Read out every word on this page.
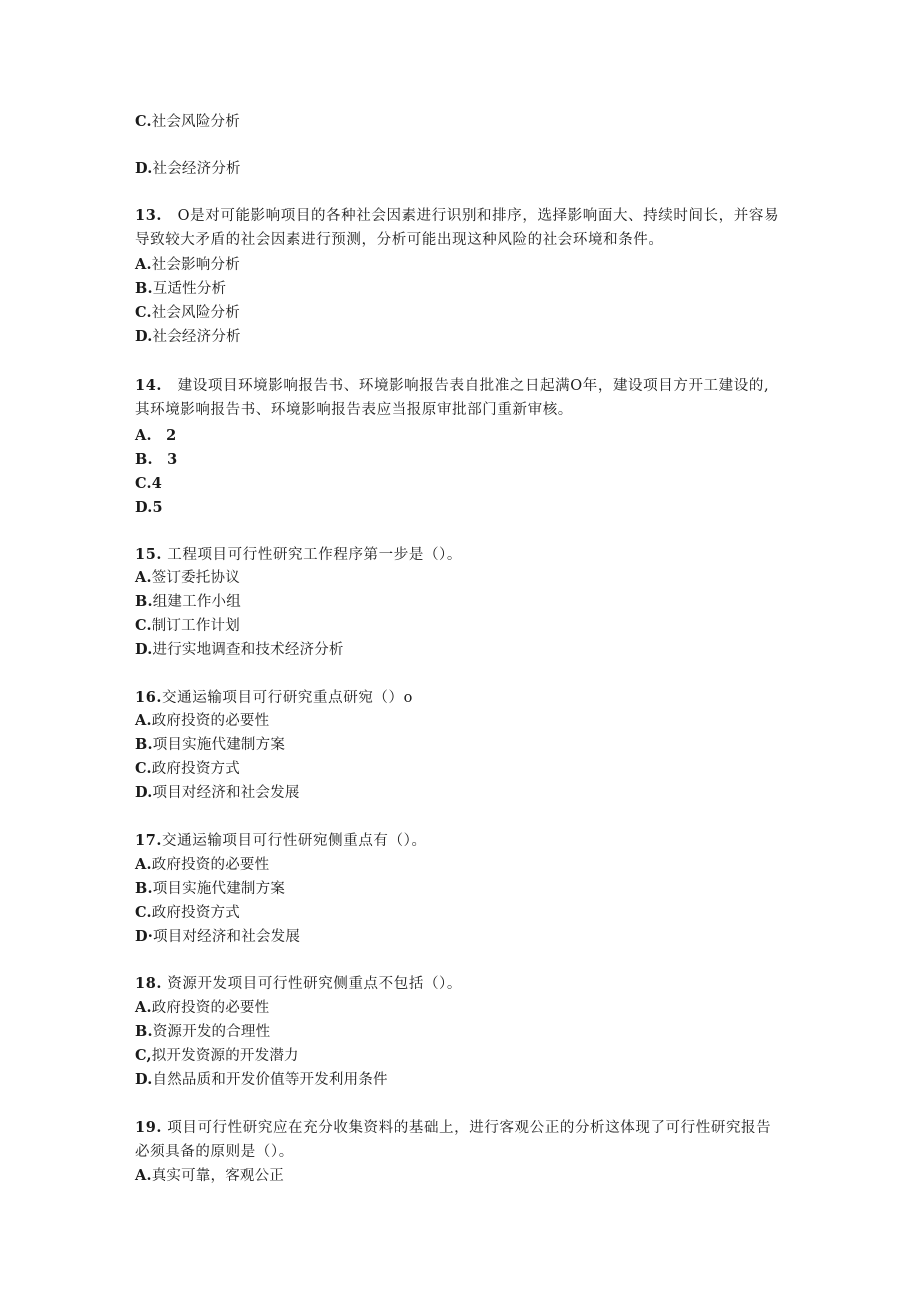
C.社会风险分析
D.社会经济分析
13. O是对可能影响项目的各种社会因素进行识别和排序，选择影响面大、持续时间长，并容易
导致较大矛盾的社会因素进行预测，分析可能出现这种风险的社会环境和条件。
A.社会影响分析
B.互适性分析
C.社会风险分析
D.社会经济分析
14. 建设项目环境影响报告书、环境影响报告表自批准之日起满O年，建设项目方开工建设的,
其环境影响报告书、环境影响报告表应当报原审批部门重新审核。
A. 2
B. 3
C.4
D.5
15. 工程项目可行性研究工作程序第一步是（）。
A.签订委托协议
B.组建工作小组
C.制订工作计划
D.进行实地调查和技术经济分析
16.交通运输项目可行研究重点研宛（）o
A.政府投资的必要性
B.项目实施代建制方案
C.政府投资方式
D.项目对经济和社会发展
17.交通运输项目可行性研宛侧重点有（）。
A.政府投资的必要性
B.项目实施代建制方案
C.政府投资方式
D·项目对经济和社会发展
18. 资源开发项目可行性研究侧重点不包括（）。
A.政府投资的必要性
B.资源开发的合理性
C,拟开发资源的开发潜力
D.自然品质和开发价值等开发利用条件
19. 项目可行性研究应在充分收集资料的基础上，进行客观公正的分析这体现了可行性研究报告
必须具备的原则是（）。
A.真实可靠，客观公正
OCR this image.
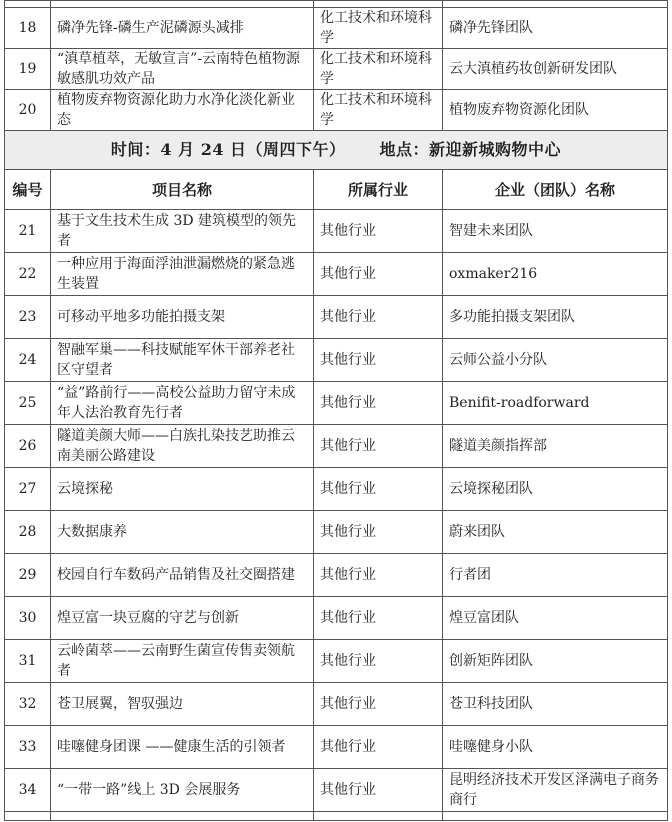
18	磷净先锋-磷生产泥磷源头减排	化工技术和环境科学	磷净先锋团队
19	“滇草植萃，无敏宣言”-云南特色植物源敏感肌功效产品	化工技术和环境科学	云大滇植药妆创新研发团队
20	植物废弃物资源化助力水净化淡化新业态	化工技术和环境科学	植物废弃物资源化团队
时间：4 月 24 日（周四下午） 地点：新迎新城购物中心			
编号	项目名称	所属行业	企业（团队）名称
21	基于文生技术生成 3D 建筑模型的领先者	其他行业	智建未来团队
22	一种应用于海面浮油泄漏燃烧的紧急逃生装置	其他行业	oxmaker216
23	可移动平地多功能拍摄支架	其他行业	多功能拍摄支架团队
24	智融军巢——科技赋能军休干部养老社区守望者	其他行业	云师公益小分队
25	“益”路前行——高校公益助力留守未成年人法治教育先行者	其他行业	Benifit-roadforward
26	隧道美颜大师——白族扎染技艺助推云南美丽公路建设	其他行业	隧道美颜指挥部
27	云境探秘	其他行业	云境探秘团队
28	大数据康养	其他行业	蔚来团队
29	校园自行车数码产品销售及社交圈搭建	其他行业	行者团
30	煌豆富一块豆腐的守艺与创新	其他行业	煌豆富团队
31	云岭菌萃——云南野生菌宣传售卖领航者	其他行业	创新矩阵团队
32	苍卫展翼，智驭强边	其他行业	苍卫科技团队
33	哇噻健身团课 ——健康生活的引领者	其他行业	哇噻健身小队
34	“一带一路”线上 3D 会展服务	其他行业	昆明经济技术开发区泽满电子商务商行
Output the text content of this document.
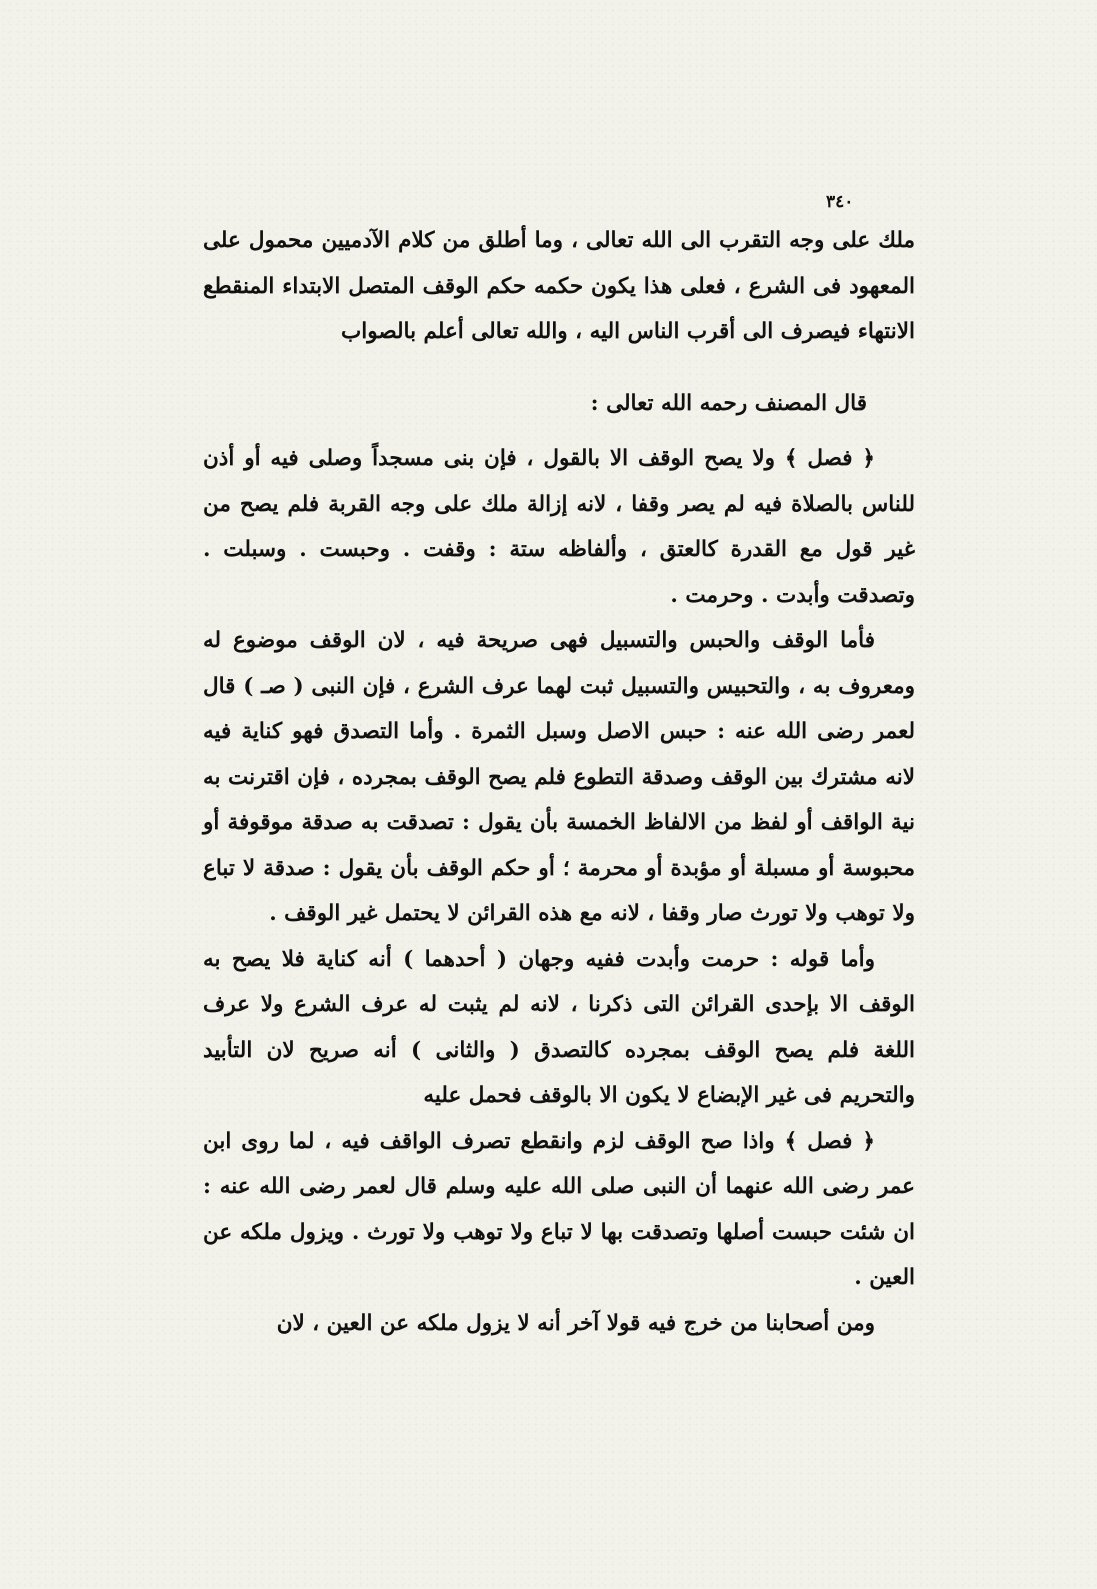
٣٤٠

ملك على وجه التقرب الى الله تعالى ، وما أطلق من كلام الآدميين محمول على المعهود فى الشرع ، فعلى هذا يكون حكمه حكم الوقف المتصل الابتداء المنقطع الانتهاء فيصرف الى أقرب الناس اليه ، والله تعالى أعلم بالصواب

قال المصنف رحمه الله تعالى :

﴿ فصل ﴾ ولا يصح الوقف الا بالقول ، فإن بنى مسجداً وصلى فيه أو أذن للناس بالصلاة فيه لم يصر وقفا ، لانه إزالة ملك على وجه القربة فلم يصح من غير قول مع القدرة كالعتق ، وألفاظه ستة : وقفت . وحبست . وسبلت . وتصدقت وأبدت . وحرمت .

فأما الوقف والحبس والتسبيل فهى صريحة فيه ، لان الوقف موضوع له ومعروف به ، والتحبيس والتسبيل ثبت لهما عرف الشرع ، فإن النبى ( صـ ) قال لعمر رضى الله عنه : حبس الاصل وسبل الثمرة . وأما التصدق فهو كناية فيه لانه مشترك بين الوقف وصدقة التطوع فلم يصح الوقف بمجرده ، فإن اقترنت به نية الواقف أو لفظ من الالفاظ الخمسة بأن يقول : تصدقت به صدقة موقوفة أو محبوسة أو مسبلة أو مؤبدة أو محرمة ؛ أو حكم الوقف بأن يقول : صدقة لا تباع ولا توهب ولا تورث صار وقفا ، لانه مع هذه القرائن لا يحتمل غير الوقف .

وأما قوله : حرمت وأبدت ففيه وجهان ( أحدهما ) أنه كناية فلا يصح به الوقف الا بإحدى القرائن التى ذكرنا ، لانه لم يثبت له عرف الشرع ولا عرف اللغة فلم يصح الوقف بمجرده كالتصدق ( والثانى ) أنه صريح لان التأبيد والتحريم فى غير الإبضاع لا يكون الا بالوقف فحمل عليه

﴿ فصل ﴾ واذا صح الوقف لزم وانقطع تصرف الواقف فيه ، لما روى ابن عمر رضى الله عنهما أن النبى صلى الله عليه وسلم قال لعمر رضى الله عنه : ان شئت حبست أصلها وتصدقت بها لا تباع ولا توهب ولا تورث . ويزول ملكه عن العين .

ومن أصحابنا من خرج فيه قولا آخر أنه لا يزول ملكه عن العين ، لان
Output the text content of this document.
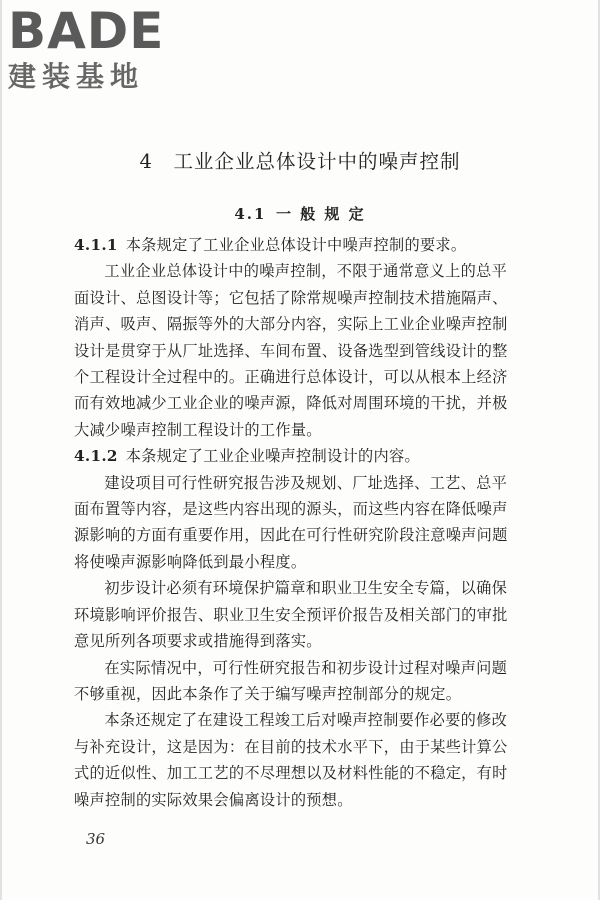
BADE
建装基地
4  工业企业总体设计中的噪声控制
4.1  一 般 规 定

4.1.1  本条规定了工业企业总体设计中噪声控制的要求。

工业企业总体设计中的噪声控制，不限于通常意义上的总平

面设计、总图设计等；它包括了除常规噪声控制技术措施隔声、

消声、吸声、隔振等外的大部分内容，实际上工业企业噪声控制

设计是贯穿于从厂址选择、车间布置、设备选型到管线设计的整

个工程设计全过程中的。正确进行总体设计，可以从根本上经济

而有效地减少工业企业的噪声源，降低对周围环境的干扰，并极

大减少噪声控制工程设计的工作量。

4.1.2  本条规定了工业企业噪声控制设计的内容。

建设项目可行性研究报告涉及规划、厂址选择、工艺、总平

面布置等内容，是这些内容出现的源头，而这些内容在降低噪声

源影响的方面有重要作用，因此在可行性研究阶段注意噪声问题

将使噪声源影响降低到最小程度。

初步设计必须有环境保护篇章和职业卫生安全专篇，以确保

环境影响评价报告、职业卫生安全预评价报告及相关部门的审批

意见所列各项要求或措施得到落实。

在实际情况中，可行性研究报告和初步设计过程对噪声问题

不够重视，因此本条作了关于编写噪声控制部分的规定。

本条还规定了在建设工程竣工后对噪声控制要作必要的修改

与补充设计，这是因为：在目前的技术水平下，由于某些计算公

式的近似性、加工工艺的不尽理想以及材料性能的不稳定，有时

噪声控制的实际效果会偏离设计的预想。

36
──────
* [THE TASK]: Across all the entries, count the lines that contain the word "化工技术和环境科学" and give the number by itself.

* [SOLUTION FOR THIS TASK]: 3